Stored records

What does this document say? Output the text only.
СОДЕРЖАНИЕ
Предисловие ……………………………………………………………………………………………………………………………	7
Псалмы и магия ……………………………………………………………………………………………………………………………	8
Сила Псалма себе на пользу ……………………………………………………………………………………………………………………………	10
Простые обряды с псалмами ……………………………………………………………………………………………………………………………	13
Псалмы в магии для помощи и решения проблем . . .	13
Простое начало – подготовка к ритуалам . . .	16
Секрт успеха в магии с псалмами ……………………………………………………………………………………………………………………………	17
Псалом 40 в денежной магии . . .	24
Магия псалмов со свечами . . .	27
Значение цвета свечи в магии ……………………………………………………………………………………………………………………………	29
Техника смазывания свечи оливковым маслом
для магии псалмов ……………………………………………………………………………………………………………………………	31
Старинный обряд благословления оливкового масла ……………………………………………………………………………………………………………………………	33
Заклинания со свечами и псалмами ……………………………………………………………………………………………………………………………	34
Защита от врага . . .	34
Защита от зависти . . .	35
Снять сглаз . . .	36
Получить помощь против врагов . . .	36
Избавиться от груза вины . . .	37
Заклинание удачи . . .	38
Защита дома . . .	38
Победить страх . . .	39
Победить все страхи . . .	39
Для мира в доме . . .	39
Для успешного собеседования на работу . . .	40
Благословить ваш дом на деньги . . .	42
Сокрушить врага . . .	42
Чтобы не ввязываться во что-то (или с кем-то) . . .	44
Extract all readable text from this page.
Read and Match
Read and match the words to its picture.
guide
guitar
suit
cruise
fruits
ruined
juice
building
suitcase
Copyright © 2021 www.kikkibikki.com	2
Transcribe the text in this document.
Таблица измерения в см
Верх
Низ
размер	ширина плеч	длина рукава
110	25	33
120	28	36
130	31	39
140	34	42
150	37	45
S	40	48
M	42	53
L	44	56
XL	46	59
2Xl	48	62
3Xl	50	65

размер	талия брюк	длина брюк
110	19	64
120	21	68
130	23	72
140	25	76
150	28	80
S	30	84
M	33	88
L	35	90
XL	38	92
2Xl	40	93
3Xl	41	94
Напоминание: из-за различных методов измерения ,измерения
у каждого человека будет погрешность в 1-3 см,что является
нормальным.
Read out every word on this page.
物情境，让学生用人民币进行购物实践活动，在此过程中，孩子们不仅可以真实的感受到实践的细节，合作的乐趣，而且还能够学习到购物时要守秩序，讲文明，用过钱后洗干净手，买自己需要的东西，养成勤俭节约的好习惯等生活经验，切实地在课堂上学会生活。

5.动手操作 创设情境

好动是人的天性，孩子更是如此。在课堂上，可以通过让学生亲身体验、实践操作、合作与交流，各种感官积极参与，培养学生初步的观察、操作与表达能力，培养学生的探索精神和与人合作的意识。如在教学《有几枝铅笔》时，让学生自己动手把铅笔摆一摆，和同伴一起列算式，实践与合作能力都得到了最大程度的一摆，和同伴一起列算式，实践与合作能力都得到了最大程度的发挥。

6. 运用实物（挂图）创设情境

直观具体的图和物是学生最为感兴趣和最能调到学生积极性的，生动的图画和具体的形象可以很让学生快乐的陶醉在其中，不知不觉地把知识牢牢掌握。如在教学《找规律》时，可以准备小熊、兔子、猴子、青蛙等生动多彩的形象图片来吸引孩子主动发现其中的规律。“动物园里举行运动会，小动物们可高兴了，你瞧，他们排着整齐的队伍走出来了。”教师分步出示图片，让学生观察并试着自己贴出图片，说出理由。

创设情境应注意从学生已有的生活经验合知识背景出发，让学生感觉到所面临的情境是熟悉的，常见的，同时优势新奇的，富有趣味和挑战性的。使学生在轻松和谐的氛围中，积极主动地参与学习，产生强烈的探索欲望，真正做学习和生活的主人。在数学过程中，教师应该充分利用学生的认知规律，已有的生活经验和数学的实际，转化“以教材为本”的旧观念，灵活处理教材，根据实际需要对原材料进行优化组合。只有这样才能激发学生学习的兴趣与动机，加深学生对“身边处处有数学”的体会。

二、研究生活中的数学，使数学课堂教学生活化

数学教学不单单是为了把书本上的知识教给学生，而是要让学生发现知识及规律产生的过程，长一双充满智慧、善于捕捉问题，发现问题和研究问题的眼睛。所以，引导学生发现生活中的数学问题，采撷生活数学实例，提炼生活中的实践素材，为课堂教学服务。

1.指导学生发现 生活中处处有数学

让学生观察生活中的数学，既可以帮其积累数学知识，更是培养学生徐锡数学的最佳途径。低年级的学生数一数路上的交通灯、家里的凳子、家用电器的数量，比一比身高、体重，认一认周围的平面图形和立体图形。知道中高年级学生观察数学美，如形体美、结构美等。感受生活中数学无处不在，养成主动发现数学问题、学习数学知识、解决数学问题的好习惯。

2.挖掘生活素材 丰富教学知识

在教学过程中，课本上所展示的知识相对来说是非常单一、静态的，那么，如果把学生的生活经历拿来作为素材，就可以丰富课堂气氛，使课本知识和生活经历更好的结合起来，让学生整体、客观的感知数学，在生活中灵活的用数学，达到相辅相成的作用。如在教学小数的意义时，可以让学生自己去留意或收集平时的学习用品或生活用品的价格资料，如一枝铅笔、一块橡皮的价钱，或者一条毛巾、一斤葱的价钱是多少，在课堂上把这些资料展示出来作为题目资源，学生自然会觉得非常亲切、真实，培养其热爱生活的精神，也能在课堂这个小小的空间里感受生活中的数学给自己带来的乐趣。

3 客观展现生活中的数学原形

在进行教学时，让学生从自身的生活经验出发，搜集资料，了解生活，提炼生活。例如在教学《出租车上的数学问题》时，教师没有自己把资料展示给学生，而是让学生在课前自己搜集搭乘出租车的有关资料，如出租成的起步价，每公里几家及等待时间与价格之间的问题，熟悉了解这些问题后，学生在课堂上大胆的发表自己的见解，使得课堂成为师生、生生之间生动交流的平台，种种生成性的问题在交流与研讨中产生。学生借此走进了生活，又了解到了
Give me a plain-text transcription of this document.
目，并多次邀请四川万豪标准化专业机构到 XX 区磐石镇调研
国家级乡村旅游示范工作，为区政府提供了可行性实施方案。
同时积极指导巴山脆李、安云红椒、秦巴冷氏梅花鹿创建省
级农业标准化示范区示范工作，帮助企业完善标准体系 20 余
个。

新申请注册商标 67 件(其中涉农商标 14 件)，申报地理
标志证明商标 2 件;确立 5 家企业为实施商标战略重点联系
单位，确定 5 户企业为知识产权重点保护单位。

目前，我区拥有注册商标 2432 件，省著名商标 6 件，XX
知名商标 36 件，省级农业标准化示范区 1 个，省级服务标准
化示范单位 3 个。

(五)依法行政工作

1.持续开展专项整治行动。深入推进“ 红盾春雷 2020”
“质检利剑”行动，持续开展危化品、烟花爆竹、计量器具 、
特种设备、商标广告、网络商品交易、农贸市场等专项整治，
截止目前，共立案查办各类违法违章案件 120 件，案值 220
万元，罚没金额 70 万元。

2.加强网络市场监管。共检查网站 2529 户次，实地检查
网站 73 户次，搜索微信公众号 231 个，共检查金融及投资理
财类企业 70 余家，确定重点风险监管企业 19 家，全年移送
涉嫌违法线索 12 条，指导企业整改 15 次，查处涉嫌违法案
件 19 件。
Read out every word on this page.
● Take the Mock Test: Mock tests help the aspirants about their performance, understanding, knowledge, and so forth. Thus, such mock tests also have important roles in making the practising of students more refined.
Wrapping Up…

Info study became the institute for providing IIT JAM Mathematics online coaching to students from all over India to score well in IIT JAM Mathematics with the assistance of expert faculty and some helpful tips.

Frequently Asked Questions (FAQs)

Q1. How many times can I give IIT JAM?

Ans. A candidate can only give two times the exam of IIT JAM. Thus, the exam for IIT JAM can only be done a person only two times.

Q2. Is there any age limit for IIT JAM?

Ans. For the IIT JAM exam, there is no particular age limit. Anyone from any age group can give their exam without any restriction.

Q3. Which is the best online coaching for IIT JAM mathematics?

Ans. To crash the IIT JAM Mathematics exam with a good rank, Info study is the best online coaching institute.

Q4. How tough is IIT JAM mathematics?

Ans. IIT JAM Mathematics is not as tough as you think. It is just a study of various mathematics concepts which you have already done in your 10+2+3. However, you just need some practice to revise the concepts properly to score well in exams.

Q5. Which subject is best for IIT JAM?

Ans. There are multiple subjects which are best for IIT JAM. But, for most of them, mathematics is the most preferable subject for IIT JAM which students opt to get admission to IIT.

→ **What is expected**
Gather every line containing the word "псалмов" and copy it.

→ **Answer in full**
Магия псалмов со свечами . . .	27
для магии псалмов ……………………………………………………………………………………………………………………………	31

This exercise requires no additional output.